[start of Recorded information]

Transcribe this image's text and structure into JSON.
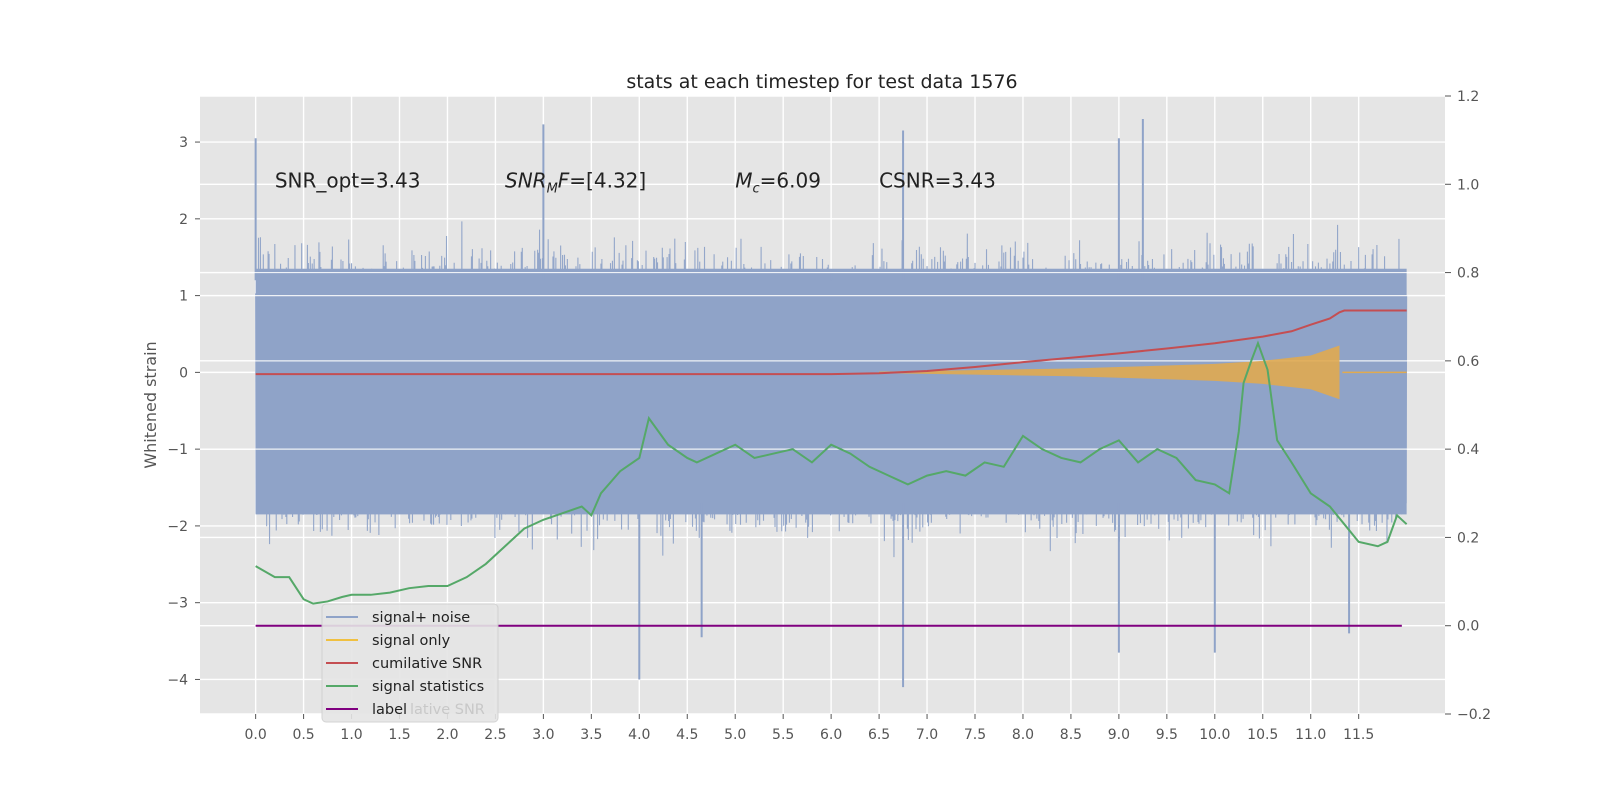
{
  "chart_data": {
    "type": "line",
    "title": "stats at each timestep for test data 1576",
    "ylabel": "Whitened strain",
    "xlabel": "",
    "xlim": [
      -0.58,
      12.4
    ],
    "ylim": [
      -4.45,
      3.6
    ],
    "y2lim": [
      -0.2,
      1.2
    ],
    "grid": true,
    "x_ticks": [
      0.0,
      0.5,
      1.0,
      1.5,
      2.0,
      2.5,
      3.0,
      3.5,
      4.0,
      4.5,
      5.0,
      5.5,
      6.0,
      6.5,
      7.0,
      7.5,
      8.0,
      8.5,
      9.0,
      9.5,
      10.0,
      10.5,
      11.0,
      11.5
    ],
    "x_tick_labels": [
      "0.0",
      "0.5",
      "1.0",
      "1.5",
      "2.0",
      "2.5",
      "3.0",
      "3.5",
      "4.0",
      "4.5",
      "5.0",
      "5.5",
      "6.0",
      "6.5",
      "7.0",
      "7.5",
      "8.0",
      "8.5",
      "9.0",
      "9.5",
      "10.0",
      "10.5",
      "11.0",
      "11.5"
    ],
    "y_ticks": [
      3,
      2,
      1,
      0,
      -1,
      -2,
      -3,
      -4
    ],
    "y_tick_labels": [
      "3",
      "2",
      "1",
      "0",
      "−1",
      "−2",
      "−3",
      "−4"
    ],
    "y2_ticks": [
      1.2,
      1.0,
      0.8,
      0.6,
      0.4,
      0.2,
      0.0,
      -0.2
    ],
    "y2_tick_labels": [
      "1.2",
      "1.0",
      "0.8",
      "0.6",
      "0.4",
      "0.2",
      "0.0",
      "−0.2"
    ],
    "annotations": [
      {
        "x": 0.2,
        "y": 2.5,
        "text": "SNR_opt=3.43"
      },
      {
        "x": 2.6,
        "y": 2.5,
        "text": "SNR_MF=[4.32]"
      },
      {
        "x": 5.0,
        "y": 2.5,
        "text": "M_c=6.09"
      },
      {
        "x": 6.5,
        "y": 2.5,
        "text": "CSNR=3.43"
      }
    ],
    "legend_position": "lower left",
    "legend_ghost_text": "lative SNR",
    "series": [
      {
        "name": "signal+ noise",
        "axis": "left",
        "color": "#8fa3c8",
        "style": "dense noise trace",
        "x_range": [
          0.0,
          12.0
        ],
        "envelope_typical": [
          -1.85,
          1.35
        ],
        "peaks": [
          {
            "x": 0.0,
            "y": 3.05
          },
          {
            "x": 3.0,
            "y": 3.23
          },
          {
            "x": 6.0,
            "y": 1.3
          },
          {
            "x": 6.75,
            "y": 3.15
          },
          {
            "x": 9.0,
            "y": 3.05
          },
          {
            "x": 9.25,
            "y": 3.3
          }
        ],
        "troughs": [
          {
            "x": 4.0,
            "y": -4.0
          },
          {
            "x": 4.65,
            "y": -3.45
          },
          {
            "x": 6.75,
            "y": -4.1
          },
          {
            "x": 9.0,
            "y": -3.65
          },
          {
            "x": 10.0,
            "y": -3.65
          },
          {
            "x": 11.4,
            "y": -3.4
          }
        ]
      },
      {
        "name": "signal only",
        "axis": "left",
        "color": "#e0aa50",
        "style": "chirp",
        "x": [
          6.5,
          7.0,
          7.5,
          8.0,
          8.5,
          9.0,
          9.5,
          10.0,
          10.5,
          11.0,
          11.3
        ],
        "amplitude": [
          0.01,
          0.02,
          0.03,
          0.04,
          0.05,
          0.07,
          0.09,
          0.11,
          0.15,
          0.22,
          0.35
        ],
        "end_x": 11.33
      },
      {
        "name": "cumilative SNR",
        "axis": "right",
        "color": "#c44e52",
        "x": [
          0.0,
          6.0,
          6.5,
          7.0,
          7.5,
          8.0,
          8.5,
          9.0,
          9.5,
          10.0,
          10.5,
          10.8,
          11.0,
          11.2,
          11.3,
          11.35,
          12.0
        ],
        "values": [
          0.57,
          0.57,
          0.572,
          0.577,
          0.586,
          0.597,
          0.607,
          0.617,
          0.628,
          0.64,
          0.655,
          0.667,
          0.682,
          0.696,
          0.71,
          0.714,
          0.714
        ]
      },
      {
        "name": "signal statistics",
        "axis": "right",
        "color": "#55a868",
        "x": [
          0.0,
          0.2,
          0.35,
          0.5,
          0.6,
          0.75,
          0.9,
          1.0,
          1.2,
          1.4,
          1.6,
          1.8,
          2.0,
          2.2,
          2.4,
          2.6,
          2.8,
          3.0,
          3.2,
          3.4,
          3.5,
          3.6,
          3.8,
          4.0,
          4.1,
          4.3,
          4.5,
          4.6,
          4.8,
          5.0,
          5.2,
          5.4,
          5.6,
          5.8,
          6.0,
          6.2,
          6.4,
          6.6,
          6.8,
          7.0,
          7.2,
          7.4,
          7.6,
          7.8,
          8.0,
          8.2,
          8.4,
          8.6,
          8.8,
          9.0,
          9.2,
          9.4,
          9.6,
          9.8,
          10.0,
          10.15,
          10.25,
          10.3,
          10.38,
          10.45,
          10.55,
          10.65,
          10.8,
          11.0,
          11.2,
          11.35,
          11.5,
          11.7,
          11.8,
          11.9,
          12.0
        ],
        "values": [
          0.135,
          0.11,
          0.11,
          0.06,
          0.05,
          0.055,
          0.065,
          0.07,
          0.07,
          0.075,
          0.085,
          0.09,
          0.09,
          0.11,
          0.14,
          0.18,
          0.22,
          0.24,
          0.255,
          0.27,
          0.25,
          0.3,
          0.35,
          0.38,
          0.47,
          0.41,
          0.38,
          0.37,
          0.39,
          0.41,
          0.38,
          0.39,
          0.4,
          0.37,
          0.41,
          0.39,
          0.36,
          0.34,
          0.32,
          0.34,
          0.35,
          0.34,
          0.37,
          0.36,
          0.43,
          0.4,
          0.38,
          0.37,
          0.4,
          0.42,
          0.37,
          0.4,
          0.38,
          0.33,
          0.32,
          0.3,
          0.44,
          0.55,
          0.6,
          0.64,
          0.58,
          0.42,
          0.37,
          0.3,
          0.27,
          0.23,
          0.19,
          0.18,
          0.19,
          0.25,
          0.23
        ]
      },
      {
        "name": "label",
        "axis": "right",
        "color": "#800080",
        "x": [
          0.0,
          11.95
        ],
        "values": [
          0.0,
          0.0
        ]
      }
    ]
  }
}
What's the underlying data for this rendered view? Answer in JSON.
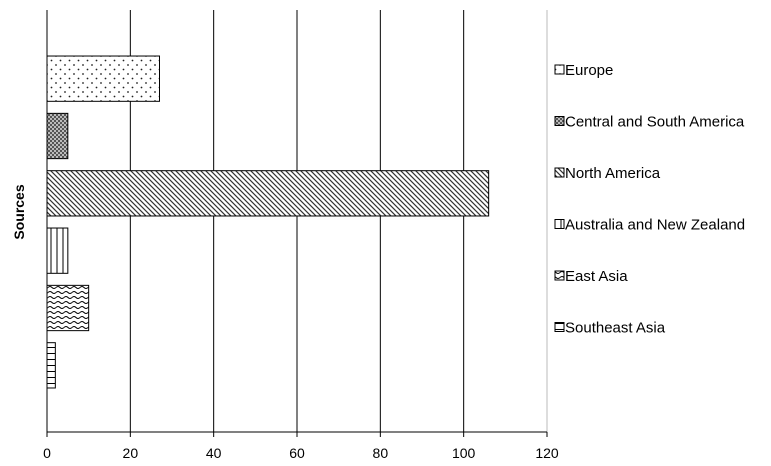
{
  "chart_data": {
    "type": "bar",
    "orientation": "horizontal",
    "title": "",
    "xlabel": "",
    "ylabel": "Sources",
    "xlim": [
      0,
      120
    ],
    "xticks": [
      0,
      20,
      40,
      60,
      80,
      100,
      120
    ],
    "grid": "vertical",
    "legend_position": "right",
    "legend_order": [
      "Europe",
      "Central and South America",
      "North America",
      "Australia and New Zealand",
      "East Asia",
      "Southeast Asia"
    ],
    "series": [
      {
        "name": "Southeast Asia",
        "value": 2,
        "pattern": "horizontal-lines"
      },
      {
        "name": "East Asia",
        "value": 10,
        "pattern": "wave"
      },
      {
        "name": "Australia and New Zealand",
        "value": 5,
        "pattern": "vertical-lines"
      },
      {
        "name": "North America",
        "value": 106,
        "pattern": "diagonal"
      },
      {
        "name": "Central and South America",
        "value": 5,
        "pattern": "crosshatch"
      },
      {
        "name": "Europe",
        "value": 27,
        "pattern": "dots"
      }
    ]
  }
}
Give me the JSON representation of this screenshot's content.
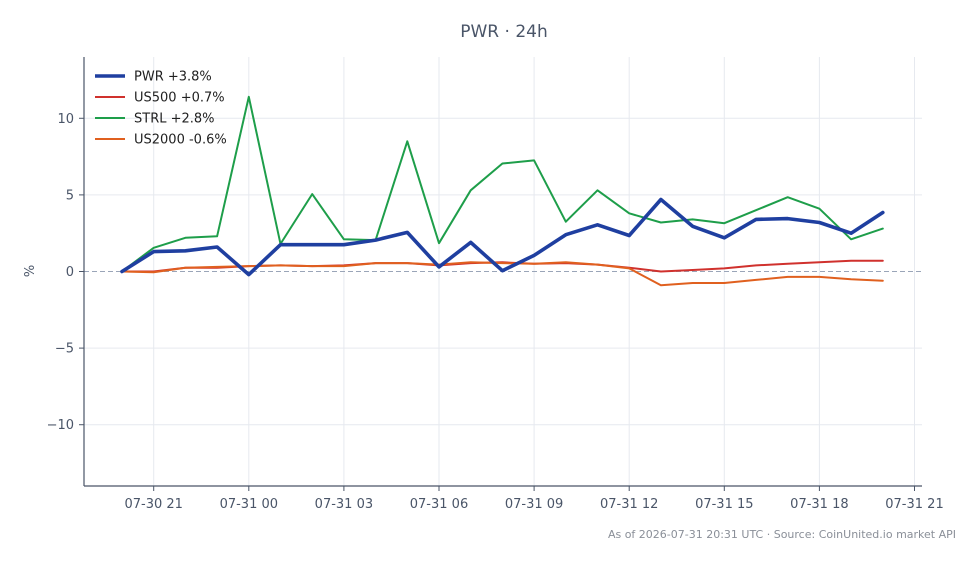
{
  "chart_data": {
    "type": "line",
    "title": "PWR · 24h",
    "xlabel": "",
    "ylabel": "%",
    "footer": "As of 2026-07-31 20:31 UTC · Source: CoinUnited.io market API",
    "x_ticks": [
      "07-30 21",
      "07-31 00",
      "07-31 03",
      "07-31 06",
      "07-31 09",
      "07-31 12",
      "07-31 15",
      "07-31 18",
      "07-31 21"
    ],
    "y_ticks": [
      "10",
      "5",
      "0",
      "−5",
      "−10"
    ],
    "y_tick_values": [
      10,
      5,
      0,
      -5,
      -10
    ],
    "ylim": [
      -14,
      14
    ],
    "x_start": "07-30 20:00",
    "x_step_hours": 1,
    "grid": true,
    "legend_position": "top-left",
    "zero_line": {
      "value": 0,
      "style": "dashed",
      "color": "#9aa5b8"
    },
    "series": [
      {
        "name": "PWR +3.8%",
        "color": "#1f3fa0",
        "width": "thick",
        "values": [
          0.0,
          1.3,
          1.35,
          1.6,
          -0.2,
          1.75,
          1.75,
          1.75,
          2.05,
          2.55,
          0.3,
          1.9,
          0.05,
          1.05,
          2.4,
          3.05,
          2.35,
          4.7,
          2.95,
          2.2,
          3.4,
          3.45,
          3.2,
          2.5,
          3.85
        ]
      },
      {
        "name": "US500 +0.7%",
        "color": "#d0312d",
        "width": "normal",
        "values": [
          0.0,
          0.0,
          0.25,
          0.25,
          0.35,
          0.4,
          0.35,
          0.4,
          0.55,
          0.55,
          0.4,
          0.55,
          0.6,
          0.5,
          0.55,
          0.45,
          0.25,
          0.0,
          0.1,
          0.2,
          0.4,
          0.5,
          0.6,
          0.7,
          0.7
        ]
      },
      {
        "name": "STRL +2.8%",
        "color": "#1e9e4a",
        "width": "normal",
        "values": [
          0.0,
          1.55,
          2.2,
          2.3,
          11.4,
          1.8,
          5.05,
          2.1,
          2.05,
          8.5,
          1.85,
          5.3,
          7.05,
          7.25,
          3.25,
          5.3,
          3.8,
          3.2,
          3.4,
          3.15,
          4.0,
          4.85,
          4.1,
          2.1,
          2.8
        ]
      },
      {
        "name": "US2000 -0.6%",
        "color": "#e0601f",
        "width": "normal",
        "values": [
          0.0,
          -0.05,
          0.25,
          0.3,
          0.35,
          0.4,
          0.35,
          0.35,
          0.55,
          0.55,
          0.45,
          0.6,
          0.55,
          0.5,
          0.6,
          0.45,
          0.2,
          -0.9,
          -0.75,
          -0.75,
          -0.55,
          -0.35,
          -0.35,
          -0.5,
          -0.6
        ]
      }
    ]
  }
}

[end of Recorded information]

■ **Task instructions**
Whichever lines contain the string "Southeast", select and copy them.

■ **Solution to this problem**
      "Southeast Asia"
        "name": "Southeast Asia",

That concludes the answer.